■ Exercise task: Drop the pictures from the entries below, then reproduce the rest exactly.

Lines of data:
►

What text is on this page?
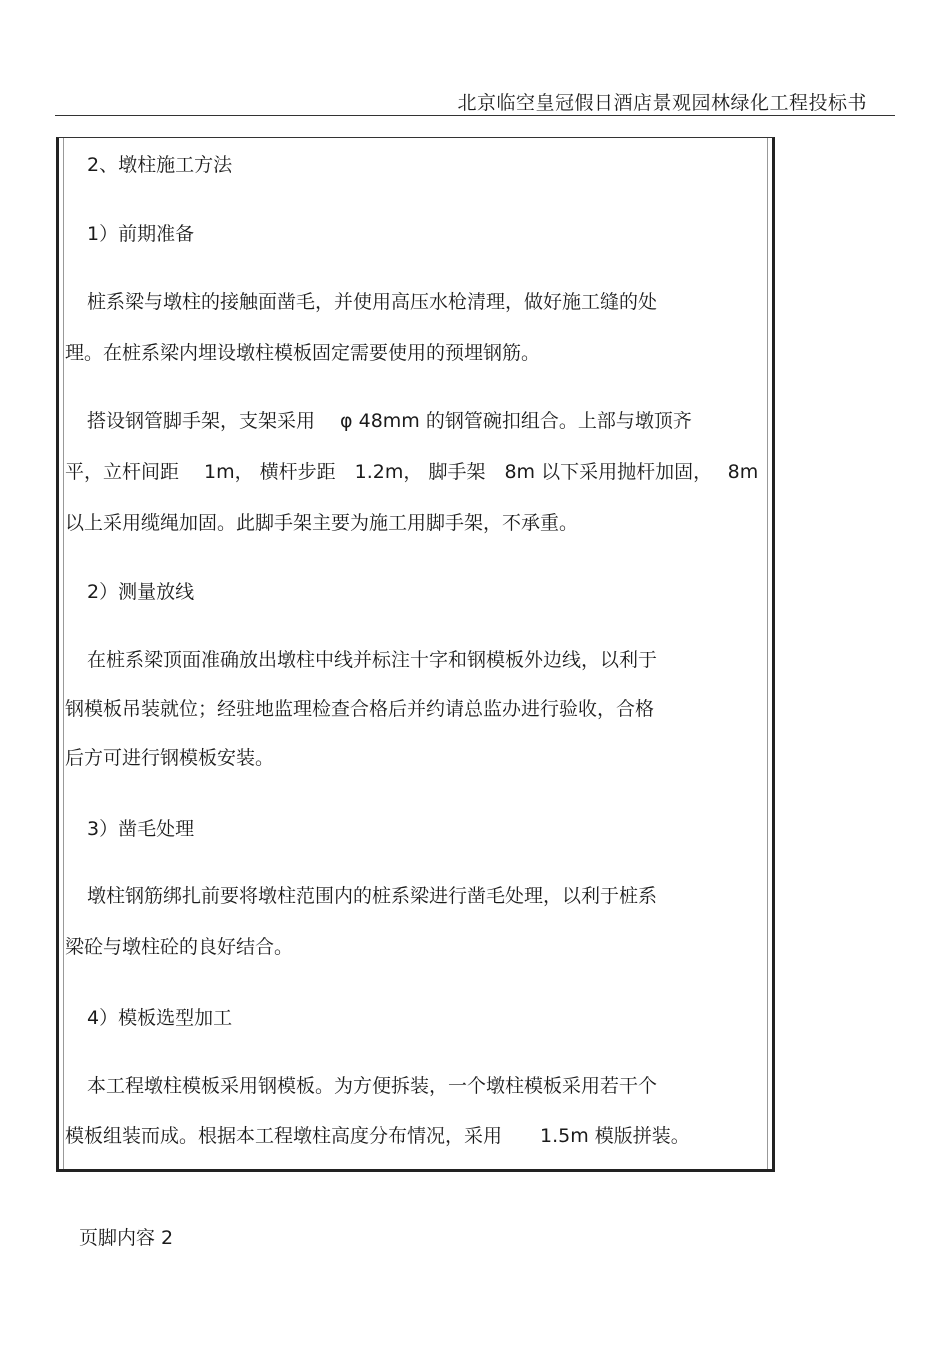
北京临空皇冠假日酒店景观园林绿化工程投标书
2、墩柱施工方法
1）前期准备
桩系梁与墩柱的接触面凿毛，并使用高压水枪清理，做好施工缝的处
理。在桩系梁内埋设墩柱模板固定需要使用的预埋钢筋。
搭设钢管脚手架，支架采用 　φ 48mm 的钢管碗扣组合。上部与墩顶齐
平，立杆间距 　1m， 横杆步距　1.2m， 脚手架　8m 以下采用抛杆加固，　 8m
以上采用缆绳加固。此脚手架主要为施工用脚手架，不承重。
2）测量放线
在桩系梁顶面准确放出墩柱中线并标注十字和钢模板外边线，以利于
钢模板吊装就位；经驻地监理检查合格后并约请总监办进行验收，合格
后方可进行钢模板安装。
3）凿毛处理
墩柱钢筋绑扎前要将墩柱范围内的桩系梁进行凿毛处理，以利于桩系
梁砼与墩柱砼的良好结合。
4）模板选型加工
本工程墩柱模板采用钢模板。为方便拆装，一个墩柱模板采用若干个
模板组装而成。根据本工程墩柱高度分布情况，采用　　1.5m 模版拼装。
页脚内容 2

◄

■ Solution for this exercise:
What text is on this page?
北京临空皇冠假日酒店景观园林绿化工程投标书
2、墩柱施工方法
1）前期准备
桩系梁与墩柱的接触面凿毛，并使用高压水枪清理，做好施工缝的处
理。在桩系梁内埋设墩柱模板固定需要使用的预埋钢筋。
搭设钢管脚手架，支架采用 　φ 48mm 的钢管碗扣组合。上部与墩顶齐
平，立杆间距 　1m， 横杆步距　1.2m， 脚手架　8m 以下采用抛杆加固，　 8m
以上采用缆绳加固。此脚手架主要为施工用脚手架，不承重。
2）测量放线
在桩系梁顶面准确放出墩柱中线并标注十字和钢模板外边线，以利于
钢模板吊装就位；经驻地监理检查合格后并约请总监办进行验收，合格
后方可进行钢模板安装。
3）凿毛处理
墩柱钢筋绑扎前要将墩柱范围内的桩系梁进行凿毛处理，以利于桩系
梁砼与墩柱砼的良好结合。
4）模板选型加工
本工程墩柱模板采用钢模板。为方便拆装，一个墩柱模板采用若干个
模板组装而成。根据本工程墩柱高度分布情况，采用　　1.5m 模版拼装。
页脚内容 2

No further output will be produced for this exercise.